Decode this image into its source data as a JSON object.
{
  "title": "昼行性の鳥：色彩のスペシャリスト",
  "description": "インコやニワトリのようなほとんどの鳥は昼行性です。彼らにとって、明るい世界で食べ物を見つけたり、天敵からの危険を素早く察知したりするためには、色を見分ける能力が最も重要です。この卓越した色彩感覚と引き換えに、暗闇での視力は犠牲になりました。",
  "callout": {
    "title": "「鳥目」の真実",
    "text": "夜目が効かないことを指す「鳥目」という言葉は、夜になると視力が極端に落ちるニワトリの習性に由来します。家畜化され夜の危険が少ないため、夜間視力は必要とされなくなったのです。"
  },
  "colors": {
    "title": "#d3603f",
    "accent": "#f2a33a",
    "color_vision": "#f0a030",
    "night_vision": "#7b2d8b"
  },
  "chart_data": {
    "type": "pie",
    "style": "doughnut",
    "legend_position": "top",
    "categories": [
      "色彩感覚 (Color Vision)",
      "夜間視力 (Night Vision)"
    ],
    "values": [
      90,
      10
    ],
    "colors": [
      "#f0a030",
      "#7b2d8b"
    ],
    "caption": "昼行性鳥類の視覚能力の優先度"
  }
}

:::::

§ Task directions:
From the records above, extract every line exactly as it stands.

§ Exercise output:
Decode this image into its source data as a JSON object.
{
  "title": "昼行性の鳥：色彩のスペシャリスト",
  "description": "インコやニワトリのようなほとんどの鳥は昼行性です。彼らにとって、明るい世界で食べ物を見つけたり、天敵からの危険を素早く察知したりするためには、色を見分ける能力が最も重要です。この卓越した色彩感覚と引き換えに、暗闇での視力は犠牲になりました。",
  "callout": {
    "title": "「鳥目」の真実",
    "text": "夜目が効かないことを指す「鳥目」という言葉は、夜になると視力が極端に落ちるニワトリの習性に由来します。家畜化され夜の危険が少ないため、夜間視力は必要とされなくなったのです。"
  },
  "colors": {
    "title": "#d3603f",
    "accent": "#f2a33a",
    "color_vision": "#f0a030",
    "night_vision": "#7b2d8b"
  },
  "chart_data": {
    "type": "pie",
    "style": "doughnut",
    "legend_position": "top",
    "categories": [
      "色彩感覚 (Color Vision)",
      "夜間視力 (Night Vision)"
    ],
    "values": [
      90,
      10
    ],
    "colors": [
      "#f0a030",
      "#7b2d8b"
    ],
    "caption": "昼行性鳥類の視覚能力の優先度"
  }
}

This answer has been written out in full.